> _WORK INSTRUCTIONS_: Gather all lines in the entries below that include the word "России".

====== PROVIDED DATA ======

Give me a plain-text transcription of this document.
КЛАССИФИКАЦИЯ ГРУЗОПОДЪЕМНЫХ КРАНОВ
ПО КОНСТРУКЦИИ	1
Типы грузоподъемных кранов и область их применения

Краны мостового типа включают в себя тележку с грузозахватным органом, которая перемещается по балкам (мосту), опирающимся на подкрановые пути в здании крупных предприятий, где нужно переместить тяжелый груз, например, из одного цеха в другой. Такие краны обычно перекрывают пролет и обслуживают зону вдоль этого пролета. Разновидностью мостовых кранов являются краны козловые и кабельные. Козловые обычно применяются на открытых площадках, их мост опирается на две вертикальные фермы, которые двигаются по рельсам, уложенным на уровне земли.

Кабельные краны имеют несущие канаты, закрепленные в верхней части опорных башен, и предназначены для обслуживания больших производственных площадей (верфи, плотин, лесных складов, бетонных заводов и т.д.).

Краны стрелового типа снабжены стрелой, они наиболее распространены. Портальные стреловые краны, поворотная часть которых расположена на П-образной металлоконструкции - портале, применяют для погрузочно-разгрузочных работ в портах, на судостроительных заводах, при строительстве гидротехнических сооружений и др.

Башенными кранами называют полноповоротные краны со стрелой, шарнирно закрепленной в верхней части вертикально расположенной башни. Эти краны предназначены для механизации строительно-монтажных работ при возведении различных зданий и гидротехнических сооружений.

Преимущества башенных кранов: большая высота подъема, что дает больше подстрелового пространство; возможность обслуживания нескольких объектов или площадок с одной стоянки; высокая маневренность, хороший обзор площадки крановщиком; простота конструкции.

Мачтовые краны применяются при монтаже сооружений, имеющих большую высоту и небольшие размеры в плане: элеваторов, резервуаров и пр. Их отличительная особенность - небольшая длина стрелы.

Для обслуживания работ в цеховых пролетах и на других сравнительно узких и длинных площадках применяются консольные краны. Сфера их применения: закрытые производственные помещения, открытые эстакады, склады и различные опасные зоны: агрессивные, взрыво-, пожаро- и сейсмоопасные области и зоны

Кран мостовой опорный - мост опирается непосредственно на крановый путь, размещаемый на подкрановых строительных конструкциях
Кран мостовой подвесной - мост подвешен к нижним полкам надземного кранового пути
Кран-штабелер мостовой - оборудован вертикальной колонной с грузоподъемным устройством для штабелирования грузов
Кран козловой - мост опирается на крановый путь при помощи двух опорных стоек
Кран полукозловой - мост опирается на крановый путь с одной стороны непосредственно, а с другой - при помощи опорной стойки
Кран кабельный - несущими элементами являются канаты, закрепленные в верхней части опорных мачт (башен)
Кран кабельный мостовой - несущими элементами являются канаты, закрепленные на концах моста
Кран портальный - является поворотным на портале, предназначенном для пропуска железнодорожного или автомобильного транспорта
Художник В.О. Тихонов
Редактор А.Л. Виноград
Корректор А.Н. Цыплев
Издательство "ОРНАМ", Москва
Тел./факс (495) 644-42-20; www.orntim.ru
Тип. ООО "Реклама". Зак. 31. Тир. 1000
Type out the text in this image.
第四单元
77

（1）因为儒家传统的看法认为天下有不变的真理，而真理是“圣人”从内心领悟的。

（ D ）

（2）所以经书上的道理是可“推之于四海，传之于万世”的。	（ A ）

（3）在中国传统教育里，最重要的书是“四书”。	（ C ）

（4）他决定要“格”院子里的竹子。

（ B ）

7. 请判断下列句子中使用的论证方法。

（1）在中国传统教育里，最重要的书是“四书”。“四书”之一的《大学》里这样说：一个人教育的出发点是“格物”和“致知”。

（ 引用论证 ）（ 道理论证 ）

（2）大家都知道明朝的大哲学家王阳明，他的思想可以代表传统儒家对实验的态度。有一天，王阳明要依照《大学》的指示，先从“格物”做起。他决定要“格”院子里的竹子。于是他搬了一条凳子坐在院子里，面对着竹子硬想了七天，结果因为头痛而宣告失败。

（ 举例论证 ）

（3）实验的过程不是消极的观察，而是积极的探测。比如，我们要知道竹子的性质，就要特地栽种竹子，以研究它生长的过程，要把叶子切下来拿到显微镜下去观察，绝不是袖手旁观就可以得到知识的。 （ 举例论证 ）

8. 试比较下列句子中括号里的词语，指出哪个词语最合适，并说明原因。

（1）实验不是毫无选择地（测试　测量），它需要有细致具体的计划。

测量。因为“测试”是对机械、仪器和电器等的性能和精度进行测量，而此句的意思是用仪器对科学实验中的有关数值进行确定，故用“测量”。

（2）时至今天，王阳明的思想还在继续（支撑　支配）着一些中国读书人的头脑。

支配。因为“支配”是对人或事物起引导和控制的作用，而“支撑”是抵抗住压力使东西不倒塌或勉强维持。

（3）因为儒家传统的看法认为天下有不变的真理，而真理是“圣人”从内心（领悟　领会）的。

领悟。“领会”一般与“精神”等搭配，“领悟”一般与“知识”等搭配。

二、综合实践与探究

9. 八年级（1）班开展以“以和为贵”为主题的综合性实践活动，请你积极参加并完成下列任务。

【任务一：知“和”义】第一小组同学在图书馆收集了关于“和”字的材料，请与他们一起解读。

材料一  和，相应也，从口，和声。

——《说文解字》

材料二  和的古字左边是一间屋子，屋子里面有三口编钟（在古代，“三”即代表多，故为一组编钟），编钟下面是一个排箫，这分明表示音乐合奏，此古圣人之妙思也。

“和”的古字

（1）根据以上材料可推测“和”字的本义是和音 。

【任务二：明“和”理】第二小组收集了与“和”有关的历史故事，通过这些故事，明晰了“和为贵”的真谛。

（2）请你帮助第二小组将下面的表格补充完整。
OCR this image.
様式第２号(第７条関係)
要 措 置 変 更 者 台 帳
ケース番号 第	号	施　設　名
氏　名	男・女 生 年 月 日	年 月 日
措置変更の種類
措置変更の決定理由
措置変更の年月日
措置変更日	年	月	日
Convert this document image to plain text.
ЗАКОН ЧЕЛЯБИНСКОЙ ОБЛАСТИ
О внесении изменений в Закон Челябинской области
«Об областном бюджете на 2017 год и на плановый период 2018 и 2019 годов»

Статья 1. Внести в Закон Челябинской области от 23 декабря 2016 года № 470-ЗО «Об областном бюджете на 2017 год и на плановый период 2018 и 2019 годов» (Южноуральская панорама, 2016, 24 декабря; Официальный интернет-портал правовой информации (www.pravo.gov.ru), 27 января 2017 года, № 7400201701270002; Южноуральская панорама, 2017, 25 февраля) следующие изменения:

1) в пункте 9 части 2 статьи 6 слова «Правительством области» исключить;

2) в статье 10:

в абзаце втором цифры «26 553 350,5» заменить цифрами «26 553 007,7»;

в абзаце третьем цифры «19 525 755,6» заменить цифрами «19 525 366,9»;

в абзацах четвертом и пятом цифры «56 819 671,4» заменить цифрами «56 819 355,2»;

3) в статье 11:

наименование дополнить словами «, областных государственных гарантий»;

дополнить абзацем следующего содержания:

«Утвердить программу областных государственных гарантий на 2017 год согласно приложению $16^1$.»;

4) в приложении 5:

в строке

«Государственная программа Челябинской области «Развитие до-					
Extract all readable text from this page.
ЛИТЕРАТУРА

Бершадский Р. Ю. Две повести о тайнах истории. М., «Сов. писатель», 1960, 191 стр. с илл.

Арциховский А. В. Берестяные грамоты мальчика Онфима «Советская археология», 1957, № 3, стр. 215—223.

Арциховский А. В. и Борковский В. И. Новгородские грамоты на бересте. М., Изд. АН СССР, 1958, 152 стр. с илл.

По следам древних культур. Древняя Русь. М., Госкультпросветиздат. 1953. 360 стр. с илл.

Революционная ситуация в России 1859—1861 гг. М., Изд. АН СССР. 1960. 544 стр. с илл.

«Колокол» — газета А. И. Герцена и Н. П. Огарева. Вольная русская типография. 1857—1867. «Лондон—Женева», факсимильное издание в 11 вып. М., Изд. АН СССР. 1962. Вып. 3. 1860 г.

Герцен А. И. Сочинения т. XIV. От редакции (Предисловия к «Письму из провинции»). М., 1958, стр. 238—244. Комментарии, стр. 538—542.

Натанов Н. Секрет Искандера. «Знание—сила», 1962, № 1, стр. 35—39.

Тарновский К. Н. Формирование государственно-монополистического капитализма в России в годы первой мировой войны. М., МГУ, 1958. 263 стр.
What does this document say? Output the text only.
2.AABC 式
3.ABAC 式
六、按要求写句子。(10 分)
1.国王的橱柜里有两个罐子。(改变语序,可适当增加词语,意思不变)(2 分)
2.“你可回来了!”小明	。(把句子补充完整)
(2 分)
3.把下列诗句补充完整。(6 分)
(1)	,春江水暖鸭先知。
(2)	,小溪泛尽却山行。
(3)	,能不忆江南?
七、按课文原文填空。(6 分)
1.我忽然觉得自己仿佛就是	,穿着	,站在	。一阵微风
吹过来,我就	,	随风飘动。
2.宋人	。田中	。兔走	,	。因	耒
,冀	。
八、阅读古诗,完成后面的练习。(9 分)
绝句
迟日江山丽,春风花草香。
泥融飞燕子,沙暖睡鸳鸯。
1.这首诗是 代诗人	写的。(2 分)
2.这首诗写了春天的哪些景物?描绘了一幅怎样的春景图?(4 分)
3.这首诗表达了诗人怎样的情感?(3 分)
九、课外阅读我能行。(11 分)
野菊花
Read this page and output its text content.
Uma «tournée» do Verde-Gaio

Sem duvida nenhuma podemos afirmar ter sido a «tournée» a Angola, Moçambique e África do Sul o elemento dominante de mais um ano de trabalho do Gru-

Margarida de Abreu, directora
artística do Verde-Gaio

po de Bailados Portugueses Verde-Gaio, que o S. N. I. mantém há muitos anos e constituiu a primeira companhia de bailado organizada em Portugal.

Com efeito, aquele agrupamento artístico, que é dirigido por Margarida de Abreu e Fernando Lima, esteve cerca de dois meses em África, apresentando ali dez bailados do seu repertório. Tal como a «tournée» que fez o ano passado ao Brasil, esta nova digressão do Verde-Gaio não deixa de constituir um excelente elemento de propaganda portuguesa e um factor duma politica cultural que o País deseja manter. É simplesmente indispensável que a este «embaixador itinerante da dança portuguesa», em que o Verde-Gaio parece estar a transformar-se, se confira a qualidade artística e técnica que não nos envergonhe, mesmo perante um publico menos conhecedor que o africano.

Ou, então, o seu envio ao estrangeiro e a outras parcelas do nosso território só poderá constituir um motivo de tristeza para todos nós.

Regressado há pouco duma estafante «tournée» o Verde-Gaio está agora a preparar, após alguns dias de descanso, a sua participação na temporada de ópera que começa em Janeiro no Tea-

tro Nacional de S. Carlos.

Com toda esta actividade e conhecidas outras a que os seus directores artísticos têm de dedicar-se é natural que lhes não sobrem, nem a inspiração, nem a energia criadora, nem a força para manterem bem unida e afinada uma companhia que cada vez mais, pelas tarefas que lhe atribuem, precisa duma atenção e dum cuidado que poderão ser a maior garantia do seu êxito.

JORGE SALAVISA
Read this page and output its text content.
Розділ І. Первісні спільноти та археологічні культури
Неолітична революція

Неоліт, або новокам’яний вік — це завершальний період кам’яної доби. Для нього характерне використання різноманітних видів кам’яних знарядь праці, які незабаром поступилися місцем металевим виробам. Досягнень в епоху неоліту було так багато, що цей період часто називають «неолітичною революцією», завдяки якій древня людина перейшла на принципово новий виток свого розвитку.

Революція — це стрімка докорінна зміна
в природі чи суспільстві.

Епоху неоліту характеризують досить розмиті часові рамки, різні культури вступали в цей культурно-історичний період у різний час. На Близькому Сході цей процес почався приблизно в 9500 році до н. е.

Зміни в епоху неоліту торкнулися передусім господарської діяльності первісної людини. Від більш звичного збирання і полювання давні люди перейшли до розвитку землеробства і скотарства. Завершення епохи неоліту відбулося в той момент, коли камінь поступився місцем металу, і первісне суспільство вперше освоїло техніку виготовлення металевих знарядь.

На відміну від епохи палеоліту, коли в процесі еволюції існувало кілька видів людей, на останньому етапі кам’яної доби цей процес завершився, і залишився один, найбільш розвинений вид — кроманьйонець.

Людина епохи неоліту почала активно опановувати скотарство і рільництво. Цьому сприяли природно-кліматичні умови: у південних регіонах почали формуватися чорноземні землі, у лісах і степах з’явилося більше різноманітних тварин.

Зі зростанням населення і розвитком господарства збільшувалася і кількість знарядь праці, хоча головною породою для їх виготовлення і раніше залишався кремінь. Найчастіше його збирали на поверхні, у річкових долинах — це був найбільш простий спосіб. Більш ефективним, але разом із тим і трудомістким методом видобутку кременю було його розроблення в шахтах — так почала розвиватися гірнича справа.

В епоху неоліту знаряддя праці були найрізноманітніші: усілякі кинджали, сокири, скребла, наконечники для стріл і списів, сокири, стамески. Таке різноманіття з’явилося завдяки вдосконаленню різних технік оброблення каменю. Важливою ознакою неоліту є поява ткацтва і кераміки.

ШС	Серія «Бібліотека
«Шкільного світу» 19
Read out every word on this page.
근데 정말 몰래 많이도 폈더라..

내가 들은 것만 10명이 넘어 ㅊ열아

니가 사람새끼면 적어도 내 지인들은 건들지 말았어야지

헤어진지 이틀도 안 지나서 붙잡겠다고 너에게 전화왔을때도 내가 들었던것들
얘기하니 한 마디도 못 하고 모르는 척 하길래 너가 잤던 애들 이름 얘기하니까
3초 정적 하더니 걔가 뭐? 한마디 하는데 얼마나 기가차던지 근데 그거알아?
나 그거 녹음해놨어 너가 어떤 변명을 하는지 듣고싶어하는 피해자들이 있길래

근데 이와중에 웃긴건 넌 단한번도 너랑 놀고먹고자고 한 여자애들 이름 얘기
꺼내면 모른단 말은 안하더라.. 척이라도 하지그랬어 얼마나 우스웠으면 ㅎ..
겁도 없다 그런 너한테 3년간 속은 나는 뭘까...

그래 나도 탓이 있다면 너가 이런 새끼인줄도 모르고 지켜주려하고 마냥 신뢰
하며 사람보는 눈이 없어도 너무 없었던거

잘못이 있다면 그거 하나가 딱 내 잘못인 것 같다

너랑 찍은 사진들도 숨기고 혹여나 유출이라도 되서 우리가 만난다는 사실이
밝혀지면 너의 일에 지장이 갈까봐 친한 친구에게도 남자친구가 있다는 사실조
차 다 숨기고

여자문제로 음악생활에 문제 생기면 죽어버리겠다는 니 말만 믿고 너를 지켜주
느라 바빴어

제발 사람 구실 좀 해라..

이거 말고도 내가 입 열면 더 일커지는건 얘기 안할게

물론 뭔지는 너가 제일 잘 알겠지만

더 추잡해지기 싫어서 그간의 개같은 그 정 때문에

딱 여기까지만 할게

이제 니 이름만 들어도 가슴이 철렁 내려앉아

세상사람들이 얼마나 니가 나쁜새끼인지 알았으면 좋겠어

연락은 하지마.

======

> _ANSWER TO THIS PROBLEM_:
Революционная ситуация в России 1859—1861 гг. М., Изд. АН СССР. 1960. 544 стр. с илл.
Тарновский К. Н. Формирование государственно-монополистического капитализма в России в годы первой мировой войны. М., МГУ, 1958. 263 стр.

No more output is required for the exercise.